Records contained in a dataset

..........

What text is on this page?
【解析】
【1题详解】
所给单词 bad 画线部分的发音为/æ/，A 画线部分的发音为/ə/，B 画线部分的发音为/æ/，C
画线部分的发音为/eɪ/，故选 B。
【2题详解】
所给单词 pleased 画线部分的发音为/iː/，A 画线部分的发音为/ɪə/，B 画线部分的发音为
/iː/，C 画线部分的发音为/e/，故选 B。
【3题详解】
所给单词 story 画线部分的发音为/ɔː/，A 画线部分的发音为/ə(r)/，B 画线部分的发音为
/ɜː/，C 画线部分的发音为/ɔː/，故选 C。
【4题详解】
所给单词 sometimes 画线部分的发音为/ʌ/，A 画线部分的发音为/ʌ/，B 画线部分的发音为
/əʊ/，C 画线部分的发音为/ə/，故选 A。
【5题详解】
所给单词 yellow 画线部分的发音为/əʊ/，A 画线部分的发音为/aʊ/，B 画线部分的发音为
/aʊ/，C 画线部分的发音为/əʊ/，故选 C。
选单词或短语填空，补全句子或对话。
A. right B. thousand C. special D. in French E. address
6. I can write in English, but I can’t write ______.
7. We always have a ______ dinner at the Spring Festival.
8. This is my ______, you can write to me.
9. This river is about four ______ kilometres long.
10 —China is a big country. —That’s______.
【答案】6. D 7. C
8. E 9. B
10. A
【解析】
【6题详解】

..........

EXERCISE OBJECTIVE: Across the entries above, how many lines contain "write"? Provide only the count.

ANSWER FOR THIS EXERCISE: 2